→ **What the exercise asks**:
Scan the entries below. List each line with "Suite".

→ **Material to process**:

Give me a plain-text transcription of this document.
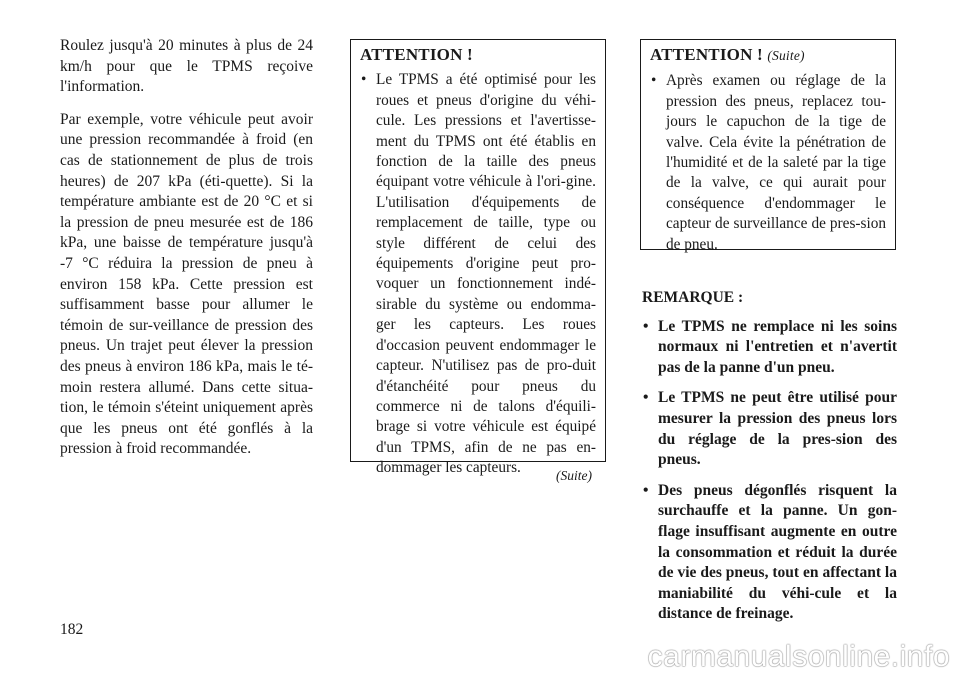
Roulez jusqu'à 20 minutes à plus de 24 km/h pour que le TPMS reçoive l'information.

Par exemple, votre véhicule peut avoir une pression recommandée à froid (en cas de stationnement de plus de trois heures) de 207 kPa (éti-quette). Si la température ambiante est de 20 °C et si la pression de pneu mesurée est de 186 kPa, une baisse de température jusqu'à -7 °C réduira la pression de pneu à environ 158 kPa. Cette pression est suffisamment basse pour allumer le témoin de sur-veillance de pression des pneus. Un trajet peut élever la pression des pneus à environ 186 kPa, mais le té-moin restera allumé. Dans cette situa-tion, le témoin s'éteint uniquement après que les pneus ont été gonflés à la pression à froid recommandée.

ATTENTION !
• Le TPMS a été optimisé pour les roues et pneus d'origine du véhi-cule. Les pressions et l'avertisse-ment du TPMS ont été établis en fonction de la taille des pneus équipant votre véhicule à l'ori-gine. L'utilisation d'équipements de remplacement de taille, type ou style différent de celui des équipements d'origine peut pro-voquer un fonctionnement indé-sirable du système ou endomma-ger les capteurs. Les roues d'occasion peuvent endommager le capteur. N'utilisez pas de pro-duit d'étanchéité pour pneus du commerce ni de talons d'équili-brage si votre véhicule est équipé d'un TPMS, afin de ne pas en-dommager les capteurs.	(Suite)
ATTENTION ! (Suite)
• Après examen ou réglage de la pression des pneus, replacez tou-jours le capuchon de la tige de valve. Cela évite la pénétration de l'humidité et de la saleté par la tige de la valve, ce qui aurait pour conséquence d'endommager le capteur de surveillance de pres-sion de pneu.
REMARQUE :
• Le TPMS ne remplace ni les soins normaux ni l'entretien et n'avertit pas de la panne d'un pneu.
• Le TPMS ne peut être utilisé pour mesurer la pression des pneus lors du réglage de la pres-sion des pneus.
• Des pneus dégonflés risquent la surchauffe et la panne. Un gon-flage insuffisant augmente en outre la consommation et réduit la durée de vie des pneus, tout en affectant la maniabilité du véhi-cule et la distance de freinage.
182
carmanualsonline.info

→ **Output of the task**:
• Le TPMS a été optimisé pour les roues et pneus d'origine du véhi-cule. Les pressions et l'avertisse-ment du TPMS ont été établis en fonction de la taille des pneus équipant votre véhicule à l'ori-gine. L'utilisation d'équipements de remplacement de taille, type ou style différent de celui des équipements d'origine peut pro-voquer un fonctionnement indé-sirable du système ou endomma-ger les capteurs. Les roues d'occasion peuvent endommager le capteur. N'utilisez pas de pro-duit d'étanchéité pour pneus du commerce ni de talons d'équili-brage si votre véhicule est équipé d'un TPMS, afin de ne pas en-dommager les capteurs.	(Suite)
ATTENTION ! (Suite)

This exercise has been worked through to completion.